**Supplied records**
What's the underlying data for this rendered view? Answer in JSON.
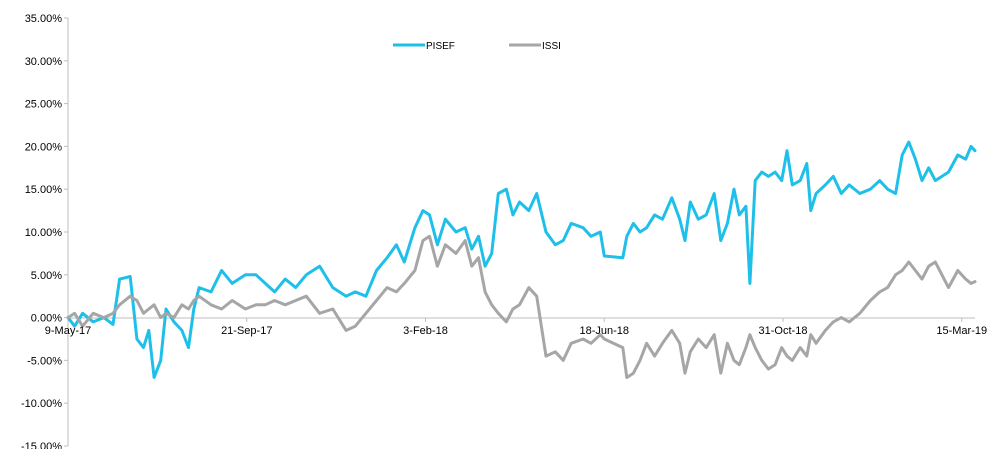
{
  "chart_data": {
    "type": "line",
    "title": "",
    "xlabel": "",
    "ylabel": "",
    "ylim": [
      -15,
      35
    ],
    "y_ticks": [
      35,
      30,
      25,
      20,
      15,
      10,
      5,
      0,
      -5,
      -10,
      -15
    ],
    "y_tick_labels": [
      "35.00%",
      "30.00%",
      "25.00%",
      "20.00%",
      "15.00%",
      "10.00%",
      "5.00%",
      "0.00%",
      "-5.00%",
      "-10.00%",
      "-15.00%"
    ],
    "x_range": [
      "2017-05-09",
      "2019-03-25"
    ],
    "x_tick_labels": [
      {
        "date": "2017-05-09",
        "label": "9-May-17"
      },
      {
        "date": "2017-09-21",
        "label": "21-Sep-17"
      },
      {
        "date": "2018-02-03",
        "label": "3-Feb-18"
      },
      {
        "date": "2018-06-18",
        "label": "18-Jun-18"
      },
      {
        "date": "2018-10-31",
        "label": "31-Oct-18"
      },
      {
        "date": "2019-03-15",
        "label": "15-Mar-19"
      }
    ],
    "legend": {
      "position": "top-center",
      "entries": [
        "PISEF",
        "ISSI"
      ]
    },
    "grid": false,
    "series": [
      {
        "name": "PISEF",
        "color": "#1ec0ea",
        "points": [
          [
            "2017-05-09",
            0.0
          ],
          [
            "2017-05-14",
            -1.0
          ],
          [
            "2017-05-20",
            0.5
          ],
          [
            "2017-05-28",
            -0.5
          ],
          [
            "2017-06-05",
            0.0
          ],
          [
            "2017-06-12",
            -0.8
          ],
          [
            "2017-06-17",
            4.5
          ],
          [
            "2017-06-25",
            4.8
          ],
          [
            "2017-06-30",
            -2.5
          ],
          [
            "2017-07-05",
            -3.5
          ],
          [
            "2017-07-09",
            -1.5
          ],
          [
            "2017-07-13",
            -7.0
          ],
          [
            "2017-07-18",
            -5.0
          ],
          [
            "2017-07-22",
            1.0
          ],
          [
            "2017-07-28",
            -0.5
          ],
          [
            "2017-08-03",
            -1.5
          ],
          [
            "2017-08-08",
            -3.5
          ],
          [
            "2017-08-12",
            1.0
          ],
          [
            "2017-08-16",
            3.5
          ],
          [
            "2017-08-25",
            3.0
          ],
          [
            "2017-09-02",
            5.5
          ],
          [
            "2017-09-10",
            4.0
          ],
          [
            "2017-09-20",
            5.0
          ],
          [
            "2017-09-28",
            5.0
          ],
          [
            "2017-10-05",
            4.0
          ],
          [
            "2017-10-12",
            3.0
          ],
          [
            "2017-10-20",
            4.5
          ],
          [
            "2017-10-28",
            3.5
          ],
          [
            "2017-11-05",
            5.0
          ],
          [
            "2017-11-15",
            6.0
          ],
          [
            "2017-11-25",
            3.5
          ],
          [
            "2017-12-05",
            2.5
          ],
          [
            "2017-12-12",
            3.0
          ],
          [
            "2017-12-20",
            2.5
          ],
          [
            "2017-12-28",
            5.5
          ],
          [
            "2018-01-05",
            7.0
          ],
          [
            "2018-01-12",
            8.5
          ],
          [
            "2018-01-18",
            6.5
          ],
          [
            "2018-01-26",
            10.5
          ],
          [
            "2018-02-01",
            12.5
          ],
          [
            "2018-02-06",
            12.0
          ],
          [
            "2018-02-12",
            8.5
          ],
          [
            "2018-02-18",
            11.5
          ],
          [
            "2018-02-26",
            10.0
          ],
          [
            "2018-03-05",
            10.5
          ],
          [
            "2018-03-10",
            8.0
          ],
          [
            "2018-03-15",
            9.5
          ],
          [
            "2018-03-20",
            6.0
          ],
          [
            "2018-03-25",
            7.5
          ],
          [
            "2018-03-30",
            14.5
          ],
          [
            "2018-04-05",
            15.0
          ],
          [
            "2018-04-10",
            12.0
          ],
          [
            "2018-04-15",
            13.5
          ],
          [
            "2018-04-22",
            12.5
          ],
          [
            "2018-04-28",
            14.5
          ],
          [
            "2018-05-05",
            10.0
          ],
          [
            "2018-05-12",
            8.5
          ],
          [
            "2018-05-18",
            9.0
          ],
          [
            "2018-05-24",
            11.0
          ],
          [
            "2018-06-02",
            10.5
          ],
          [
            "2018-06-08",
            9.5
          ],
          [
            "2018-06-15",
            10.0
          ],
          [
            "2018-06-18",
            7.2
          ],
          [
            "2018-07-02",
            7.0
          ],
          [
            "2018-07-05",
            9.5
          ],
          [
            "2018-07-10",
            11.0
          ],
          [
            "2018-07-15",
            10.0
          ],
          [
            "2018-07-20",
            10.5
          ],
          [
            "2018-07-26",
            12.0
          ],
          [
            "2018-08-01",
            11.5
          ],
          [
            "2018-08-08",
            14.0
          ],
          [
            "2018-08-14",
            11.5
          ],
          [
            "2018-08-18",
            9.0
          ],
          [
            "2018-08-22",
            13.5
          ],
          [
            "2018-08-28",
            11.5
          ],
          [
            "2018-09-03",
            12.0
          ],
          [
            "2018-09-09",
            14.5
          ],
          [
            "2018-09-14",
            9.0
          ],
          [
            "2018-09-19",
            11.0
          ],
          [
            "2018-09-24",
            15.0
          ],
          [
            "2018-09-28",
            12.0
          ],
          [
            "2018-10-03",
            13.0
          ],
          [
            "2018-10-06",
            4.0
          ],
          [
            "2018-10-10",
            16.0
          ],
          [
            "2018-10-15",
            17.0
          ],
          [
            "2018-10-20",
            16.5
          ],
          [
            "2018-10-25",
            17.0
          ],
          [
            "2018-10-30",
            16.0
          ],
          [
            "2018-11-03",
            19.5
          ],
          [
            "2018-11-07",
            15.5
          ],
          [
            "2018-11-13",
            16.0
          ],
          [
            "2018-11-18",
            18.0
          ],
          [
            "2018-11-21",
            12.5
          ],
          [
            "2018-11-25",
            14.5
          ],
          [
            "2018-12-02",
            15.5
          ],
          [
            "2018-12-08",
            16.5
          ],
          [
            "2018-12-14",
            14.5
          ],
          [
            "2018-12-20",
            15.5
          ],
          [
            "2018-12-28",
            14.5
          ],
          [
            "2019-01-05",
            15.0
          ],
          [
            "2019-01-12",
            16.0
          ],
          [
            "2019-01-18",
            15.0
          ],
          [
            "2019-01-24",
            14.5
          ],
          [
            "2019-01-29",
            19.0
          ],
          [
            "2019-02-03",
            20.5
          ],
          [
            "2019-02-08",
            18.5
          ],
          [
            "2019-02-13",
            16.0
          ],
          [
            "2019-02-18",
            17.5
          ],
          [
            "2019-02-23",
            16.0
          ],
          [
            "2019-02-28",
            16.5
          ],
          [
            "2019-03-05",
            17.0
          ],
          [
            "2019-03-12",
            19.0
          ],
          [
            "2019-03-18",
            18.5
          ],
          [
            "2019-03-22",
            20.0
          ],
          [
            "2019-03-25",
            19.5
          ]
        ]
      },
      {
        "name": "ISSI",
        "color": "#a6a6a6",
        "points": [
          [
            "2017-05-09",
            0.0
          ],
          [
            "2017-05-14",
            0.5
          ],
          [
            "2017-05-20",
            -1.0
          ],
          [
            "2017-05-28",
            0.5
          ],
          [
            "2017-06-05",
            0.0
          ],
          [
            "2017-06-12",
            0.5
          ],
          [
            "2017-06-17",
            1.5
          ],
          [
            "2017-06-25",
            2.5
          ],
          [
            "2017-06-30",
            2.0
          ],
          [
            "2017-07-05",
            0.5
          ],
          [
            "2017-07-09",
            1.0
          ],
          [
            "2017-07-13",
            1.5
          ],
          [
            "2017-07-18",
            0.0
          ],
          [
            "2017-07-22",
            0.5
          ],
          [
            "2017-07-28",
            0.0
          ],
          [
            "2017-08-03",
            1.5
          ],
          [
            "2017-08-08",
            1.0
          ],
          [
            "2017-08-12",
            2.0
          ],
          [
            "2017-08-16",
            2.5
          ],
          [
            "2017-08-25",
            1.5
          ],
          [
            "2017-09-02",
            1.0
          ],
          [
            "2017-09-10",
            2.0
          ],
          [
            "2017-09-20",
            1.0
          ],
          [
            "2017-09-28",
            1.5
          ],
          [
            "2017-10-05",
            1.5
          ],
          [
            "2017-10-12",
            2.0
          ],
          [
            "2017-10-20",
            1.5
          ],
          [
            "2017-10-28",
            2.0
          ],
          [
            "2017-11-05",
            2.5
          ],
          [
            "2017-11-15",
            0.5
          ],
          [
            "2017-11-25",
            1.0
          ],
          [
            "2017-12-05",
            -1.5
          ],
          [
            "2017-12-12",
            -1.0
          ],
          [
            "2017-12-20",
            0.5
          ],
          [
            "2017-12-28",
            2.0
          ],
          [
            "2018-01-05",
            3.5
          ],
          [
            "2018-01-12",
            3.0
          ],
          [
            "2018-01-18",
            4.0
          ],
          [
            "2018-01-26",
            5.5
          ],
          [
            "2018-02-01",
            9.0
          ],
          [
            "2018-02-06",
            9.5
          ],
          [
            "2018-02-12",
            6.0
          ],
          [
            "2018-02-18",
            8.5
          ],
          [
            "2018-02-26",
            7.5
          ],
          [
            "2018-03-05",
            9.0
          ],
          [
            "2018-03-10",
            6.0
          ],
          [
            "2018-03-15",
            7.0
          ],
          [
            "2018-03-20",
            3.0
          ],
          [
            "2018-03-25",
            1.5
          ],
          [
            "2018-03-30",
            0.5
          ],
          [
            "2018-04-05",
            -0.5
          ],
          [
            "2018-04-10",
            1.0
          ],
          [
            "2018-04-15",
            1.5
          ],
          [
            "2018-04-22",
            3.5
          ],
          [
            "2018-04-28",
            2.5
          ],
          [
            "2018-05-05",
            -4.5
          ],
          [
            "2018-05-12",
            -4.0
          ],
          [
            "2018-05-18",
            -5.0
          ],
          [
            "2018-05-24",
            -3.0
          ],
          [
            "2018-06-02",
            -2.5
          ],
          [
            "2018-06-08",
            -3.0
          ],
          [
            "2018-06-15",
            -2.0
          ],
          [
            "2018-06-18",
            -2.5
          ],
          [
            "2018-07-02",
            -3.5
          ],
          [
            "2018-07-05",
            -7.0
          ],
          [
            "2018-07-10",
            -6.5
          ],
          [
            "2018-07-15",
            -5.0
          ],
          [
            "2018-07-20",
            -3.0
          ],
          [
            "2018-07-26",
            -4.5
          ],
          [
            "2018-08-01",
            -3.0
          ],
          [
            "2018-08-08",
            -1.5
          ],
          [
            "2018-08-14",
            -3.0
          ],
          [
            "2018-08-18",
            -6.5
          ],
          [
            "2018-08-22",
            -4.0
          ],
          [
            "2018-08-28",
            -2.5
          ],
          [
            "2018-09-03",
            -3.5
          ],
          [
            "2018-09-09",
            -2.0
          ],
          [
            "2018-09-14",
            -6.5
          ],
          [
            "2018-09-19",
            -3.0
          ],
          [
            "2018-09-24",
            -5.0
          ],
          [
            "2018-09-28",
            -5.5
          ],
          [
            "2018-10-03",
            -3.5
          ],
          [
            "2018-10-06",
            -2.0
          ],
          [
            "2018-10-10",
            -3.5
          ],
          [
            "2018-10-15",
            -5.0
          ],
          [
            "2018-10-20",
            -6.0
          ],
          [
            "2018-10-25",
            -5.5
          ],
          [
            "2018-10-30",
            -3.5
          ],
          [
            "2018-11-03",
            -4.5
          ],
          [
            "2018-11-07",
            -5.0
          ],
          [
            "2018-11-13",
            -3.5
          ],
          [
            "2018-11-18",
            -4.5
          ],
          [
            "2018-11-21",
            -2.0
          ],
          [
            "2018-11-25",
            -3.0
          ],
          [
            "2018-12-02",
            -1.5
          ],
          [
            "2018-12-08",
            -0.5
          ],
          [
            "2018-12-14",
            0.0
          ],
          [
            "2018-12-20",
            -0.5
          ],
          [
            "2018-12-28",
            0.5
          ],
          [
            "2019-01-05",
            2.0
          ],
          [
            "2019-01-12",
            3.0
          ],
          [
            "2019-01-18",
            3.5
          ],
          [
            "2019-01-24",
            5.0
          ],
          [
            "2019-01-29",
            5.5
          ],
          [
            "2019-02-03",
            6.5
          ],
          [
            "2019-02-08",
            5.5
          ],
          [
            "2019-02-13",
            4.5
          ],
          [
            "2019-02-18",
            6.0
          ],
          [
            "2019-02-23",
            6.5
          ],
          [
            "2019-02-28",
            5.0
          ],
          [
            "2019-03-05",
            3.5
          ],
          [
            "2019-03-12",
            5.5
          ],
          [
            "2019-03-18",
            4.5
          ],
          [
            "2019-03-22",
            4.0
          ],
          [
            "2019-03-25",
            4.2
          ]
        ]
      }
    ]
  }
}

**Exercise objective**
A line counts if it holds the word "date". Work out how many lines in the listing count, and give only that number.

**Correct response**
6